Collected data entries:
========================================================================
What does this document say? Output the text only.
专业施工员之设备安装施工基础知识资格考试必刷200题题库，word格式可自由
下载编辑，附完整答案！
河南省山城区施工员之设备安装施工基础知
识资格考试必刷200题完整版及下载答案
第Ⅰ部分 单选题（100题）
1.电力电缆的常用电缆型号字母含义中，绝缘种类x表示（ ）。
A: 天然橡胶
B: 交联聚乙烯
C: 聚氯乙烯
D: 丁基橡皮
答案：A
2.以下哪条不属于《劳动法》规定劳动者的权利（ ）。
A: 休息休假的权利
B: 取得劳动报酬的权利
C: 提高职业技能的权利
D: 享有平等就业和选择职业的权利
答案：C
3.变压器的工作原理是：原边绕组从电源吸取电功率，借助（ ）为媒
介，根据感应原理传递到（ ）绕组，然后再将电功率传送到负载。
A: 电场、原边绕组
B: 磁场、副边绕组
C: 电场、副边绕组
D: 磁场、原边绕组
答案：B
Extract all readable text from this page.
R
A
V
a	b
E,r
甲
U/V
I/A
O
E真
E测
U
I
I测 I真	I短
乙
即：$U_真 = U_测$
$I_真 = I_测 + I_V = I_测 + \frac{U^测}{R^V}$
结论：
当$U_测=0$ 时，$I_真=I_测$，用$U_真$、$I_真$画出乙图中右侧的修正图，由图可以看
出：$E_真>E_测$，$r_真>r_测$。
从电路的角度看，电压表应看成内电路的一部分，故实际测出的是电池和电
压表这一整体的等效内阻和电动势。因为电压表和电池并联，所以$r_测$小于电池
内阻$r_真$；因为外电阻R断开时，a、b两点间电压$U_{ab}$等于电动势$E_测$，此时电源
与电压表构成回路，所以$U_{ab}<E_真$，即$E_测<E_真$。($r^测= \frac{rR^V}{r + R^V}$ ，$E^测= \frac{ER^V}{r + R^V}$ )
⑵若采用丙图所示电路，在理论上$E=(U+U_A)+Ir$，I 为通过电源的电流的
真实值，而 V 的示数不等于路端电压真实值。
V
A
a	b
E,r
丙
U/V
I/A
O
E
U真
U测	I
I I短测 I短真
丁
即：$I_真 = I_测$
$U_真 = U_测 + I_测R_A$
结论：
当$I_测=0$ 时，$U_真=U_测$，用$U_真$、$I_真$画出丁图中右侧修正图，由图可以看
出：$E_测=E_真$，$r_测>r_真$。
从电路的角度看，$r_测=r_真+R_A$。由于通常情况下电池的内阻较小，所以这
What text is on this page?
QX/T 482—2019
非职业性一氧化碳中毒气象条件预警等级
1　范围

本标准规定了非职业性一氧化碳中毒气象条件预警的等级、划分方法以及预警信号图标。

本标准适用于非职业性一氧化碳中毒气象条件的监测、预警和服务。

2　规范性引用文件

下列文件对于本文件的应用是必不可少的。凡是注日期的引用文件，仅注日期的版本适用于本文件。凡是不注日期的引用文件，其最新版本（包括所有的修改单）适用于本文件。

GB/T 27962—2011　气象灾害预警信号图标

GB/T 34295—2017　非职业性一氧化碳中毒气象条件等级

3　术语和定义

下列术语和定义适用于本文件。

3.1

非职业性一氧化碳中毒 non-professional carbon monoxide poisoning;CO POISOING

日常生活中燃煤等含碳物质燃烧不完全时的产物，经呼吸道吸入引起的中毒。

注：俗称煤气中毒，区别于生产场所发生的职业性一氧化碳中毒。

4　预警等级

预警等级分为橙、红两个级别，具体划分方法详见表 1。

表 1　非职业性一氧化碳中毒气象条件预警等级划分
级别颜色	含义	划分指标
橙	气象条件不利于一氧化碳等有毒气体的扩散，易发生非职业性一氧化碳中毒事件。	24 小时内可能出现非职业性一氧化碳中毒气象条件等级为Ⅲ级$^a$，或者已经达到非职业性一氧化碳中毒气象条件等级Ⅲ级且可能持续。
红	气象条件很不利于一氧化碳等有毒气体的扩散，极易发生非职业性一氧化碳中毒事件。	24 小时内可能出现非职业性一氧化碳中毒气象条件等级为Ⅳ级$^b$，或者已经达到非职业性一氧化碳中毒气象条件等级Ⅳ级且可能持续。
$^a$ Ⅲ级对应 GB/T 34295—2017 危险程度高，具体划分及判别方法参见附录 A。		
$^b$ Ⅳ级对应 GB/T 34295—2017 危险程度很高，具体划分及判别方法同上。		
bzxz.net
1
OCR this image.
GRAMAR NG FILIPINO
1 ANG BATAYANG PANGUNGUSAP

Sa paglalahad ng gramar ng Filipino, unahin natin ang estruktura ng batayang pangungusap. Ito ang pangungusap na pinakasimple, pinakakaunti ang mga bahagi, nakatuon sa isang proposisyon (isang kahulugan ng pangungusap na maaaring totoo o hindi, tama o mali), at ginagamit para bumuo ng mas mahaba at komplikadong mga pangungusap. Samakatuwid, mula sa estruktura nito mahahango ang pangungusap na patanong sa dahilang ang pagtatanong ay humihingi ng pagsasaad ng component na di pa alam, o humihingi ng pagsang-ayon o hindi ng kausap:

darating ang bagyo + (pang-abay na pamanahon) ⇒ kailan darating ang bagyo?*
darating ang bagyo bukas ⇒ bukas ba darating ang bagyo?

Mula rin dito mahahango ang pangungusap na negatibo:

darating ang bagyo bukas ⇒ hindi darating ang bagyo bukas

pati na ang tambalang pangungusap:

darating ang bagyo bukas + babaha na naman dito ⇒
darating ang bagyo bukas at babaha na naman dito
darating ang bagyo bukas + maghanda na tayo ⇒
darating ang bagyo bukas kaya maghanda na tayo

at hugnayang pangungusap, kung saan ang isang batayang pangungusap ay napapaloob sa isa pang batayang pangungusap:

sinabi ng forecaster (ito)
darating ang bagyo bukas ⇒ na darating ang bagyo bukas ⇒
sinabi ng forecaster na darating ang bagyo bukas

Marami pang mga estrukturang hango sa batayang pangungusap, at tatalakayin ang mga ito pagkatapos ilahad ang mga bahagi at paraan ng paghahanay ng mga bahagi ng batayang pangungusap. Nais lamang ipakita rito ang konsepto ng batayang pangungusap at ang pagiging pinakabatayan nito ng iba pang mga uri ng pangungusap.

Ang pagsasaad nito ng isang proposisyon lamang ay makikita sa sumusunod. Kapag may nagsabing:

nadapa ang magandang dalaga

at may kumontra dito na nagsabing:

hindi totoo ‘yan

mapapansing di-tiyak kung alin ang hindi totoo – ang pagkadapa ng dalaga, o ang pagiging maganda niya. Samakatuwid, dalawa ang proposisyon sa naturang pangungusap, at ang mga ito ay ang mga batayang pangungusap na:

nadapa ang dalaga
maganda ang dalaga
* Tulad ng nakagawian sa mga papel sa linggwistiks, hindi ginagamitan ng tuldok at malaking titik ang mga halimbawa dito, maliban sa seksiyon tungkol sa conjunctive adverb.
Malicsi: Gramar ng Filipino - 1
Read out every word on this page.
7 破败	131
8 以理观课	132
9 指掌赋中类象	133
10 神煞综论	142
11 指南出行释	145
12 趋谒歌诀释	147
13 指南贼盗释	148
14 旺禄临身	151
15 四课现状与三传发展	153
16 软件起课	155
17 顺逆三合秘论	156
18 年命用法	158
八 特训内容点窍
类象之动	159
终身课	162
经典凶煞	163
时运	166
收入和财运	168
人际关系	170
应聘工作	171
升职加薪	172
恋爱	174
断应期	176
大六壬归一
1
========================================================================
Retype the entries exactly, including every line.

## Written answer
What does this document say? Output the text only.
专业施工员之设备安装施工基础知识资格考试必刷200题题库，word格式可自由
下载编辑，附完整答案！
河南省山城区施工员之设备安装施工基础知
识资格考试必刷200题完整版及下载答案
第Ⅰ部分 单选题（100题）
1.电力电缆的常用电缆型号字母含义中，绝缘种类x表示（ ）。
A: 天然橡胶
B: 交联聚乙烯
C: 聚氯乙烯
D: 丁基橡皮
答案：A
2.以下哪条不属于《劳动法》规定劳动者的权利（ ）。
A: 休息休假的权利
B: 取得劳动报酬的权利
C: 提高职业技能的权利
D: 享有平等就业和选择职业的权利
答案：C
3.变压器的工作原理是：原边绕组从电源吸取电功率，借助（ ）为媒
介，根据感应原理传递到（ ）绕组，然后再将电功率传送到负载。
A: 电场、原边绕组
B: 磁场、副边绕组
C: 电场、副边绕组
D: 磁场、原边绕组
答案：B
Extract all readable text from this page.
R
A
V
a	b
E,r
甲
U/V
I/A
O
E真
E测
U
I
I测 I真	I短
乙
即：$U_真 = U_测$
$I_真 = I_测 + I_V = I_测 + \frac{U^测}{R^V}$
结论：
当$U_测=0$ 时，$I_真=I_测$，用$U_真$、$I_真$画出乙图中右侧的修正图，由图可以看
出：$E_真>E_测$，$r_真>r_测$。
从电路的角度看，电压表应看成内电路的一部分，故实际测出的是电池和电
压表这一整体的等效内阻和电动势。因为电压表和电池并联，所以$r_测$小于电池
内阻$r_真$；因为外电阻R断开时，a、b两点间电压$U_{ab}$等于电动势$E_测$，此时电源
与电压表构成回路，所以$U_{ab}<E_真$，即$E_测<E_真$。($r^测= \frac{rR^V}{r + R^V}$ ，$E^测= \frac{ER^V}{r + R^V}$ )
⑵若采用丙图所示电路，在理论上$E=(U+U_A)+Ir$，I 为通过电源的电流的
真实值，而 V 的示数不等于路端电压真实值。
V
A
a	b
E,r
丙
U/V
I/A
O
E
U真
U测	I
I I短测 I短真
丁
即：$I_真 = I_测$
$U_真 = U_测 + I_测R_A$
结论：
当$I_测=0$ 时，$U_真=U_测$，用$U_真$、$I_真$画出丁图中右侧修正图，由图可以看
出：$E_测=E_真$，$r_测>r_真$。
从电路的角度看，$r_测=r_真+R_A$。由于通常情况下电池的内阻较小，所以这
What text is on this page?
QX/T 482—2019
非职业性一氧化碳中毒气象条件预警等级
1　范围

本标准规定了非职业性一氧化碳中毒气象条件预警的等级、划分方法以及预警信号图标。

本标准适用于非职业性一氧化碳中毒气象条件的监测、预警和服务。

2　规范性引用文件

下列文件对于本文件的应用是必不可少的。凡是注日期的引用文件，仅注日期的版本适用于本文件。凡是不注日期的引用文件，其最新版本（包括所有的修改单）适用于本文件。

GB/T 27962—2011　气象灾害预警信号图标

GB/T 34295—2017　非职业性一氧化碳中毒气象条件等级

3　术语和定义

下列术语和定义适用于本文件。

3.1

非职业性一氧化碳中毒 non-professional carbon monoxide poisoning;CO POISOING

日常生活中燃煤等含碳物质燃烧不完全时的产物，经呼吸道吸入引起的中毒。

注：俗称煤气中毒，区别于生产场所发生的职业性一氧化碳中毒。

4　预警等级

预警等级分为橙、红两个级别，具体划分方法详见表 1。

表 1　非职业性一氧化碳中毒气象条件预警等级划分
级别颜色	含义	划分指标
橙	气象条件不利于一氧化碳等有毒气体的扩散，易发生非职业性一氧化碳中毒事件。	24 小时内可能出现非职业性一氧化碳中毒气象条件等级为Ⅲ级$^a$，或者已经达到非职业性一氧化碳中毒气象条件等级Ⅲ级且可能持续。
红	气象条件很不利于一氧化碳等有毒气体的扩散，极易发生非职业性一氧化碳中毒事件。	24 小时内可能出现非职业性一氧化碳中毒气象条件等级为Ⅳ级$^b$，或者已经达到非职业性一氧化碳中毒气象条件等级Ⅳ级且可能持续。
$^a$ Ⅲ级对应 GB/T 34295—2017 危险程度高，具体划分及判别方法参见附录 A。		
$^b$ Ⅳ级对应 GB/T 34295—2017 危险程度很高，具体划分及判别方法同上。		
bzxz.net
1
OCR this image.
GRAMAR NG FILIPINO
1 ANG BATAYANG PANGUNGUSAP

Sa paglalahad ng gramar ng Filipino, unahin natin ang estruktura ng batayang pangungusap. Ito ang pangungusap na pinakasimple, pinakakaunti ang mga bahagi, nakatuon sa isang proposisyon (isang kahulugan ng pangungusap na maaaring totoo o hindi, tama o mali), at ginagamit para bumuo ng mas mahaba at komplikadong mga pangungusap. Samakatuwid, mula sa estruktura nito mahahango ang pangungusap na patanong sa dahilang ang pagtatanong ay humihingi ng pagsasaad ng component na di pa alam, o humihingi ng pagsang-ayon o hindi ng kausap:

darating ang bagyo + (pang-abay na pamanahon) ⇒ kailan darating ang bagyo?*
darating ang bagyo bukas ⇒ bukas ba darating ang bagyo?

Mula rin dito mahahango ang pangungusap na negatibo:

darating ang bagyo bukas ⇒ hindi darating ang bagyo bukas

pati na ang tambalang pangungusap:

darating ang bagyo bukas + babaha na naman dito ⇒
darating ang bagyo bukas at babaha na naman dito
darating ang bagyo bukas + maghanda na tayo ⇒
darating ang bagyo bukas kaya maghanda na tayo

at hugnayang pangungusap, kung saan ang isang batayang pangungusap ay napapaloob sa isa pang batayang pangungusap:

sinabi ng forecaster (ito)
darating ang bagyo bukas ⇒ na darating ang bagyo bukas ⇒
sinabi ng forecaster na darating ang bagyo bukas

Marami pang mga estrukturang hango sa batayang pangungusap, at tatalakayin ang mga ito pagkatapos ilahad ang mga bahagi at paraan ng paghahanay ng mga bahagi ng batayang pangungusap. Nais lamang ipakita rito ang konsepto ng batayang pangungusap at ang pagiging pinakabatayan nito ng iba pang mga uri ng pangungusap.

Ang pagsasaad nito ng isang proposisyon lamang ay makikita sa sumusunod. Kapag may nagsabing:

nadapa ang magandang dalaga

at may kumontra dito na nagsabing:

hindi totoo ‘yan

mapapansing di-tiyak kung alin ang hindi totoo – ang pagkadapa ng dalaga, o ang pagiging maganda niya. Samakatuwid, dalawa ang proposisyon sa naturang pangungusap, at ang mga ito ay ang mga batayang pangungusap na:

nadapa ang dalaga
maganda ang dalaga
* Tulad ng nakagawian sa mga papel sa linggwistiks, hindi ginagamitan ng tuldok at malaking titik ang mga halimbawa dito, maliban sa seksiyon tungkol sa conjunctive adverb.
Malicsi: Gramar ng Filipino - 1
Read out every word on this page.
7 破败	131
8 以理观课	132
9 指掌赋中类象	133
10 神煞综论	142
11 指南出行释	145
12 趋谒歌诀释	147
13 指南贼盗释	148
14 旺禄临身	151
15 四课现状与三传发展	153
16 软件起课	155
17 顺逆三合秘论	156
18 年命用法	158
八 特训内容点窍
类象之动	159
终身课	162
经典凶煞	163
时运	166
收入和财运	168
人际关系	170
应聘工作	171
升职加薪	172
恋爱	174
断应期	176
大六壬归一
1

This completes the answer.